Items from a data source
• • •
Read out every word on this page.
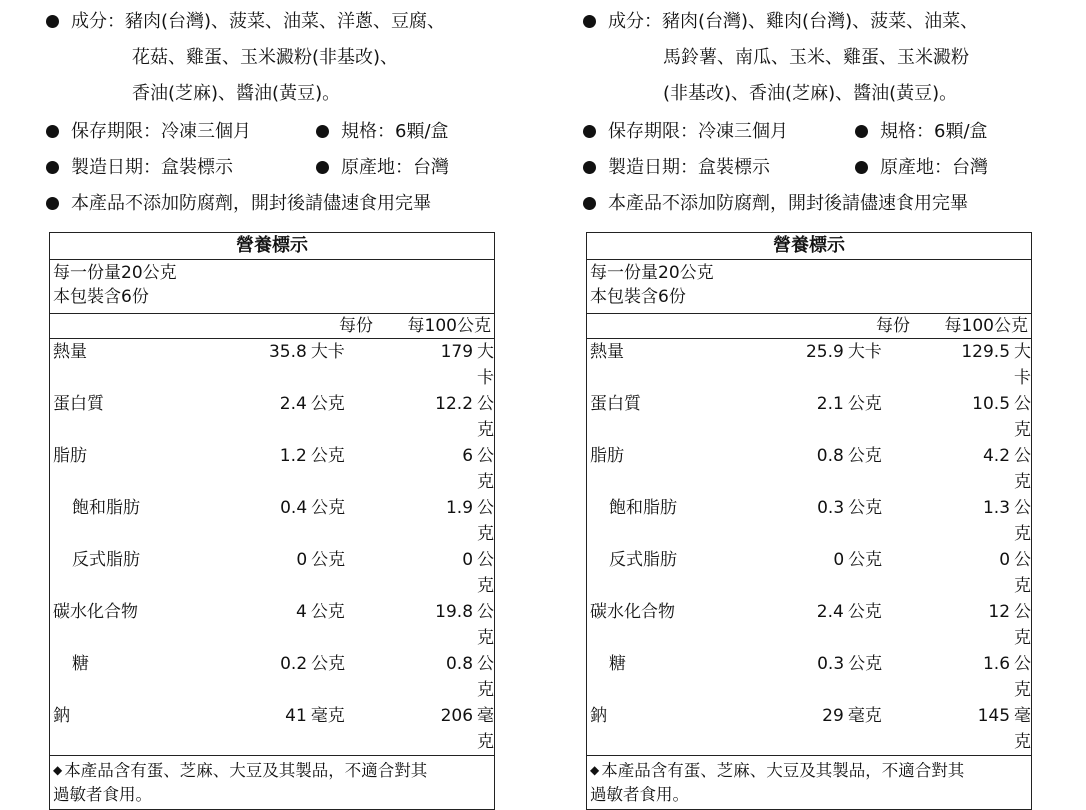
成分：豬肉(台灣)、菠菜、油菜、洋蔥、豆腐、
花菇、雞蛋、玉米澱粉(非基改)、
香油(芝麻)、醬油(黃豆)。
保存期限：冷凍三個月	規格：6顆/盒
製造日期：盒裝標示	原產地：台灣
本產品不添加防腐劑，開封後請儘速食用完畢
營養標示
每一份量20公克
本包裝含6份
每份	每100公克
熱量	35.8 大卡	179 大卡
蛋白質	2.4 公克	12.2 公克
脂肪	1.2 公克	6 公克
飽和脂肪	0.4 公克	1.9 公克
反式脂肪	0 公克	0 公克
碳水化合物	4 公克	19.8 公克
糖	0.2 公克	0.8 公克
鈉	41 毫克	206 毫克
◆ 本產品含有蛋、芝麻、大豆及其製品，不適合對其
過敏者食用。
成分：豬肉(台灣)、雞肉(台灣)、菠菜、油菜、
馬鈴薯、南瓜、玉米、雞蛋、玉米澱粉
(非基改)、香油(芝麻)、醬油(黃豆)。
保存期限：冷凍三個月	規格：6顆/盒
製造日期：盒裝標示	原產地：台灣
本產品不添加防腐劑，開封後請儘速食用完畢
營養標示
每一份量20公克
本包裝含6份
每份	每100公克
熱量	25.9 大卡	129.5 大卡
蛋白質	2.1 公克	10.5 公克
脂肪	0.8 公克	4.2 公克
飽和脂肪	0.3 公克	1.3 公克
反式脂肪	0 公克	0 公克
碳水化合物	2.4 公克	12 公克
糖	0.3 公克	1.6 公克
鈉	29 毫克	145 毫克
◆ 本產品含有蛋、芝麻、大豆及其製品，不適合對其
過敏者食用。
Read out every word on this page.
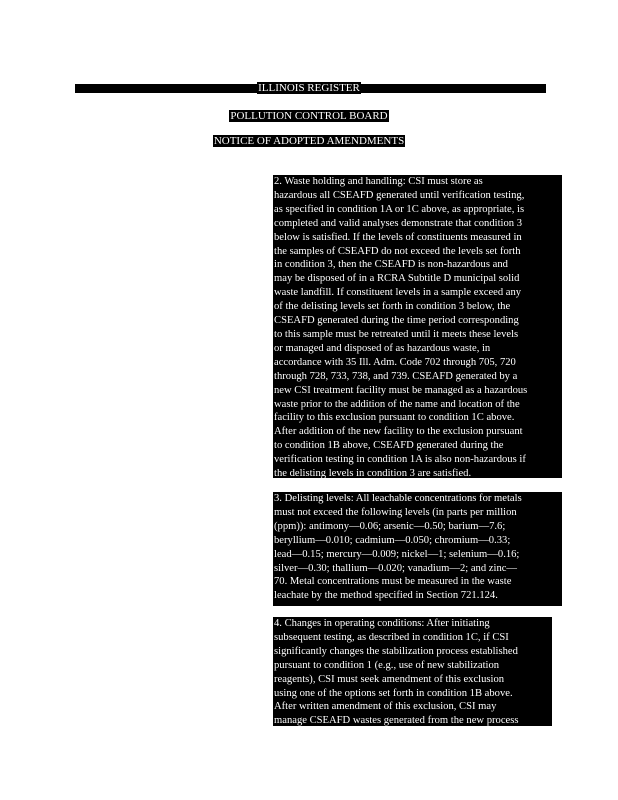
ILLINOIS REGISTER
POLLUTION CONTROL BOARD
NOTICE OF ADOPTED AMENDMENTS
2. Waste holding and handling: CSI must store as
hazardous all CSEAFD generated until verification testing,
as specified in condition 1A or 1C above, as appropriate, is
completed and valid analyses demonstrate that condition 3
below is satisfied. If the levels of constituents measured in
the samples of CSEAFD do not exceed the levels set forth
in condition 3, then the CSEAFD is non-hazardous and
may be disposed of in a RCRA Subtitle D municipal solid
waste landfill. If constituent levels in a sample exceed any
of the delisting levels set forth in condition 3 below, the
CSEAFD generated during the time period corresponding
to this sample must be retreated until it meets these levels
or managed and disposed of as hazardous waste, in
accordance with 35 Ill. Adm. Code 702 through 705, 720
through 728, 733, 738, and 739. CSEAFD generated by a
new CSI treatment facility must be managed as a hazardous
waste prior to the addition of the name and location of the
facility to this exclusion pursuant to condition 1C above.
After addition of the new facility to the exclusion pursuant
to condition 1B above, CSEAFD generated during the
verification testing in condition 1A is also non-hazardous if
the delisting levels in condition 3 are satisfied.
3. Delisting levels: All leachable concentrations for metals
must not exceed the following levels (in parts per million
(ppm)): antimony—0.06; arsenic—0.50; barium—7.6;
beryllium—0.010; cadmium—0.050; chromium—0.33;
lead—0.15; mercury—0.009; nickel—1; selenium—0.16;
silver—0.30; thallium—0.020; vanadium—2; and zinc—
70. Metal concentrations must be measured in the waste
leachate by the method specified in Section 721.124.
4. Changes in operating conditions: After initiating
subsequent testing, as described in condition 1C, if CSI
significantly changes the stabilization process established
pursuant to condition 1 (e.g., use of new stabilization
reagents), CSI must seek amendment of this exclusion
using one of the options set forth in condition 1B above.
After written amendment of this exclusion, CSI may
manage CSEAFD wastes generated from the new process
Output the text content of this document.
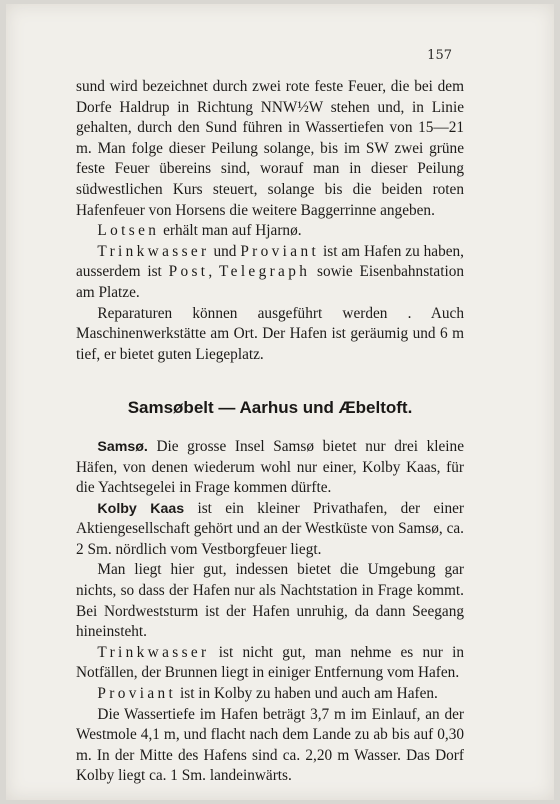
157

sund wird bezeichnet durch zwei rote feste Feuer, die bei dem Dorfe Haldrup in Richtung NNW½W stehen und, in Linie gehalten, durch den Sund führen in Wassertiefen von 15—21 m. Man folge dieser Peilung solange, bis im SW zwei grüne feste Feuer übereins sind, worauf man in dieser Peilung südwestlichen Kurs steuert, solange bis die beiden roten Hafenfeuer von Horsens die weitere Baggerrinne angeben.

Lotsen erhält man auf Hjarnø.

Trinkwasser und Proviant ist am Hafen zu haben, ausserdem ist Post, Telegraph sowie Eisenbahnstation am Platze.

Reparaturen können ausgeführt werden . Auch Maschinenwerkstätte am Ort. Der Hafen ist geräumig und 6 m tief, er bietet guten Liegeplatz.

Samsøbelt — Aarhus und Æbeltoft.

Samsø. Die grosse Insel Samsø bietet nur drei kleine Häfen, von denen wiederum wohl nur einer, Kolby Kaas, für die Yachtsegelei in Frage kommen dürfte.

Kolby Kaas ist ein kleiner Privathafen, der einer Aktiengesellschaft gehört und an der Westküste von Samsø, ca. 2 Sm. nördlich vom Vestborgfeuer liegt.

Man liegt hier gut, indessen bietet die Umgebung gar nichts, so dass der Hafen nur als Nachtstation in Frage kommt. Bei Nordweststurm ist der Hafen unruhig, da dann Seegang hineinsteht.

Trinkwasser ist nicht gut, man nehme es nur in Notfällen, der Brunnen liegt in einiger Entfernung vom Hafen.

Proviant ist in Kolby zu haben und auch am Hafen.

Die Wassertiefe im Hafen beträgt 3,7 m im Einlauf, an der Westmole 4,1 m, und flacht nach dem Lande zu ab bis auf 0,30 m. In der Mitte des Hafens sind ca. 2,20 m Wasser. Das Dorf Kolby liegt ca. 1 Sm. landeinwärts.
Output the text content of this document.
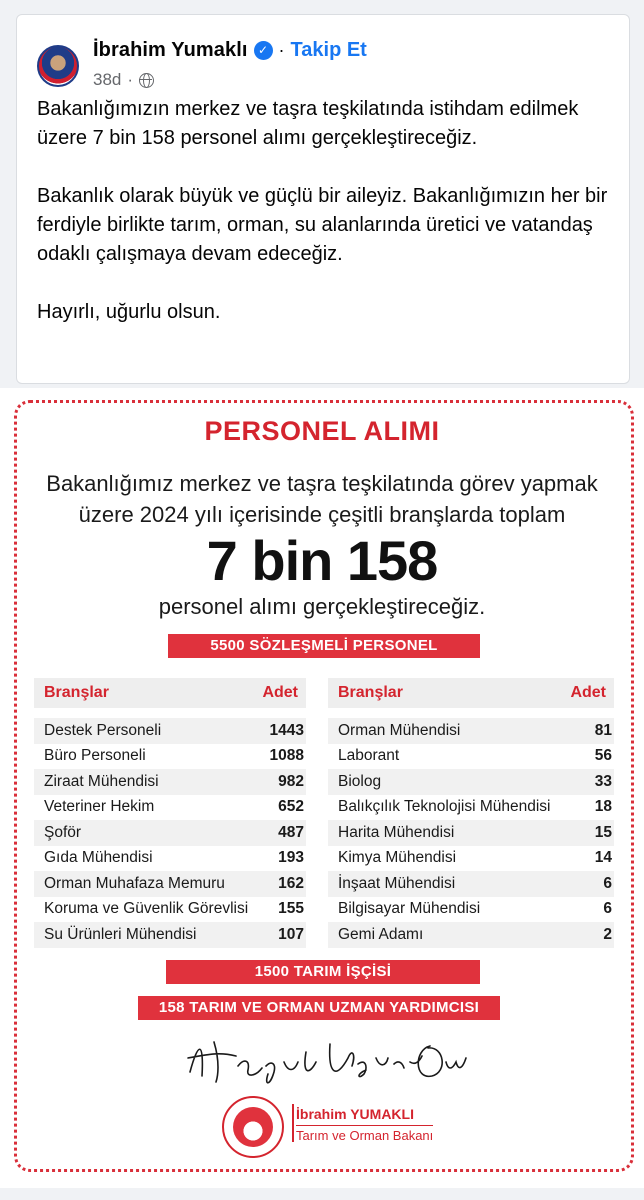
İbrahim Yumaklı ✓ · Takip Et
38d ·

Bakanlığımızın merkez ve taşra teşkilatında istihdam edilmek üzere 7 bin 158 personel alımı gerçekleştireceğiz.

Bakanlık olarak büyük ve güçlü bir aileyiz. Bakanlığımızın her bir ferdiyle birlikte tarım, orman, su alanlarında üretici ve vatandaş odaklı çalışmaya devam edeceğiz.

Hayırlı, uğurlu olsun.

PERSONEL ALIMI
Bakanlığımız merkez ve taşra teşkilatında görev yapmak
üzere 2024 yılı içerisinde çeşitli branşlarda toplam
7 bin 158
personel alımı gerçekleştireceğiz.
5500 SÖZLEŞMELİ PERSONEL
Branşlar	Adet
Destek Personeli	1443
Büro Personeli	1088
Ziraat Mühendisi	982
Veteriner Hekim	652
Şoför	487
Gıda Mühendisi	193
Orman Muhafaza Memuru	162
Koruma ve Güvenlik Görevlisi 155
Su Ürünleri Mühendisi	107
Branşlar	Adet
Orman Mühendisi	81
Laborant	56
Biolog	33
Balıkçılık Teknolojisi Mühendisi	18
Harita Mühendisi	15
Kimya Mühendisi	14
İnşaat Mühendisi	6
Bilgisayar Mühendisi	6
Gemi Adamı	2
1500 TARIM İŞÇİSİ
158 TARIM VE ORMAN UZMAN YARDIMCISI
İbrahim YUMAKLI
Tarım ve Orman Bakanı
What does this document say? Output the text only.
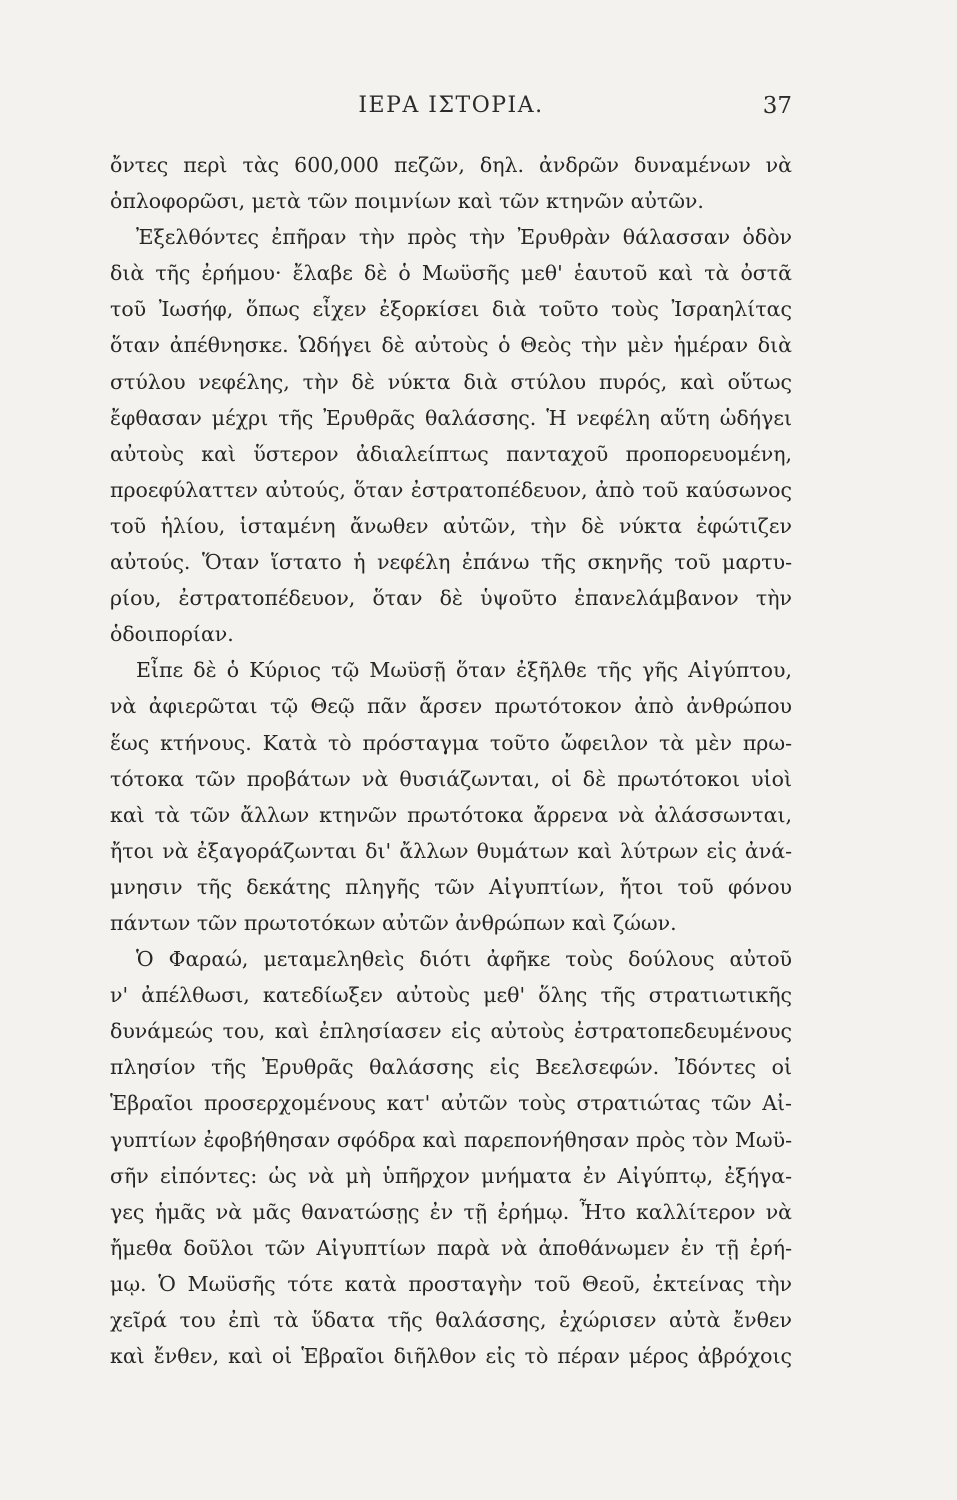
ΙΕΡΑ ΙΣΤΟΡΙΑ.	37
ὄντες περὶ τὰς 600,000 πεζῶν, δηλ. ἀνδρῶν δυναμένων νὰ
ὁπλοφορῶσι, μετὰ τῶν ποιμνίων καὶ τῶν κτηνῶν αὐτῶν.
Ἐξελθόντες ἐπῆραν τὴν πρὸς τὴν Ἐρυθρὰν θάλασσαν ὁδὸν
διὰ τῆς ἐρήμου· ἔλαβε δὲ ὁ Μωϋσῆς μεθ' ἑαυτοῦ καὶ τὰ ὀστᾶ
τοῦ Ἰωσήφ, ὅπως εἶχεν ἐξορκίσει διὰ τοῦτο τοὺς Ἰσραηλίτας
ὅταν ἀπέθνησκε. Ὡδήγει δὲ αὐτοὺς ὁ Θεὸς τὴν μὲν ἡμέραν διὰ
στύλου νεφέλης, τὴν δὲ νύκτα διὰ στύλου πυρός, καὶ οὕτως
ἔφθασαν μέχρι τῆς Ἐρυθρᾶς θαλάσσης. Ἡ νεφέλη αὕτη ὡδήγει
αὐτοὺς καὶ ὕστερον ἀδιαλείπτως πανταχοῦ προπορευομένη,
προεφύλαττεν αὐτούς, ὅταν ἐστρατοπέδευον, ἀπὸ τοῦ καύσωνος
τοῦ ἡλίου, ἱσταμένη ἄνωθεν αὐτῶν, τὴν δὲ νύκτα ἐφώτιζεν
αὐτούς. Ὅταν ἵστατο ἡ νεφέλη ἐπάνω τῆς σκηνῆς τοῦ μαρτυ-
ρίου, ἐστρατοπέδευον, ὅταν δὲ ὑψοῦτο ἐπανελάμβανον τὴν
ὁδοιπορίαν.
Εἶπε δὲ ὁ Κύριος τῷ Μωϋσῇ ὅταν ἐξῆλθε τῆς γῆς Αἰγύπτου,
νὰ ἀφιερῶται τῷ Θεῷ πᾶν ἄρσεν πρωτότοκον ἀπὸ ἀνθρώπου
ἕως κτήνους. Κατὰ τὸ πρόσταγμα τοῦτο ὤφειλον τὰ μὲν πρω-
τότοκα τῶν προβάτων νὰ θυσιάζωνται, οἱ δὲ πρωτότοκοι υἱοὶ
καὶ τὰ τῶν ἄλλων κτηνῶν πρωτότοκα ἄρρενα νὰ ἀλάσσωνται,
ἤτοι νὰ ἐξαγοράζωνται δι' ἄλλων θυμάτων καὶ λύτρων εἰς ἀνά-
μνησιν τῆς δεκάτης πληγῆς τῶν Αἰγυπτίων, ἤτοι τοῦ φόνου
πάντων τῶν πρωτοτόκων αὐτῶν ἀνθρώπων καὶ ζώων.
Ὁ Φαραώ, μεταμεληθεὶς διότι ἀφῆκε τοὺς δούλους αὐτοῦ
ν' ἀπέλθωσι, κατεδίωξεν αὐτοὺς μεθ' ὅλης τῆς στρατιωτικῆς
δυνάμεώς του, καὶ ἐπλησίασεν εἰς αὐτοὺς ἐστρατοπεδευμένους
πλησίον τῆς Ἐρυθρᾶς θαλάσσης εἰς Βεελσεφών. Ἰδόντες οἱ
Ἑβραῖοι προσερχομένους κατ' αὐτῶν τοὺς στρατιώτας τῶν Αἰ-
γυπτίων ἐφοβήθησαν σφόδρα καὶ παρεπονήθησαν πρὸς τὸν Μωϋ-
σῆν εἰπόντες: ὡς νὰ μὴ ὑπῆρχον μνήματα ἐν Αἰγύπτῳ, ἐξήγα-
γες ἡμᾶς νὰ μᾶς θανατώσῃς ἐν τῇ ἐρήμῳ. Ἦτο καλλίτερον νὰ
ἤμεθα δοῦλοι τῶν Αἰγυπτίων παρὰ νὰ ἀποθάνωμεν ἐν τῇ ἐρή-
μῳ. Ὁ Μωϋσῆς τότε κατὰ προσταγὴν τοῦ Θεοῦ, ἐκτείνας τὴν
χεῖρά του ἐπὶ τὰ ὕδατα τῆς θαλάσσης, ἐχώρισεν αὐτὰ ἔνθεν
καὶ ἔνθεν, καὶ οἱ Ἑβραῖοι διῆλθον εἰς τὸ πέραν μέρος ἀβρόχοις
• • •
### Instructions for the task
Search the lines for "ἤτοι". Copy each line that has it.

### Completed exercise
ἤτοι νὰ ἐξαγοράζωνται δι' ἄλλων θυμάτων καὶ λύτρων εἰς ἀνά-
μνησιν τῆς δεκάτης πληγῆς τῶν Αἰγυπτίων, ἤτοι τοῦ φόνου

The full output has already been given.